▶ [Extrait du texte]
....
La version R qui fait l’objet de cet essai se distingue par l’adoption d’une boîte à deux rapports sur l’essieu arrière, renforçant la vivacité à haute vitesse, ainsi que par des roues arrière directrices, un freinage carbone-céramique et une suspension pneumatique adaptative capable de scanner la route en temps réel.
Côté consommation, l’Emeya R oscille entre 21.5 kWh/100 km en cycle mixte et 23.8 kWh/100 km en milieu urbain. A rythme soutenu, la mesure pointe à 28.7 kWh/100 km.
Au volant
Avant d’entamer mon essai, une interrogation tourne en boucle : comment une voiture aussi imposante peut-elle prétendre à l’ADN de la marque ? Je ne vais pas faire traîner le suspens plus longtemps : mes doutes s’estompent rapidement. Les 675 kW (ou 905 chevaux) et les 985 Nm de couple font très vite oublier l’embonpoint de la GT.
Grâce aux roues arrière directrices et à une gestion intelligente de la transmission intégrale, l’Emeya R surprend par une maniabilité exceptionnelle, surtout en ville. Son rayon de braquage défiant les lois de la physique la rend presque intuitive dans les ruelles étroites et les parkings, bien aidée par un arsenal technologique de caméras et de capteurs ultraprécis.
....
▶ [Consignes de travail]
1 - Recopiez fidèlement le passage de l'essai de l'Emeya R qui va de « La version R » à « en temps réel. ».
2 - D'après l'essai de l'Emeya R, par quels équipements la version R se distingue-t-elle ? Dressez-en la liste complète.

▶ [Données fournies]
....
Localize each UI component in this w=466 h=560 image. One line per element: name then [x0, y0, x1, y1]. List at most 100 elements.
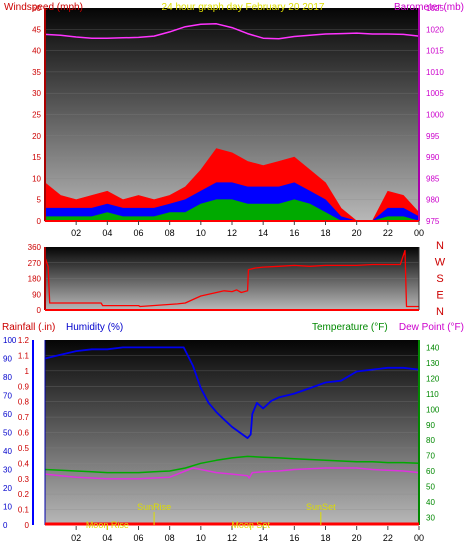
....
▶ [Corrigé des exercices]
1 -
La version R qui fait l’objet de cet essai se distingue par l’adoption d’une boîte à deux rapports sur l’essieu arrière, renforçant la vivacité à haute vitesse, ainsi que par des roues arrière directrices, un freinage carbone-céramique et une suspension pneumatique adaptative capable de scanner la route en temps réel.

2 -
- une boîte à deux rapports sur l'essieu arrière
- des roues arrière directrices
- un freinage carbone-céramique
- une suspension pneumatique adaptative capable de scanner la route en temps réel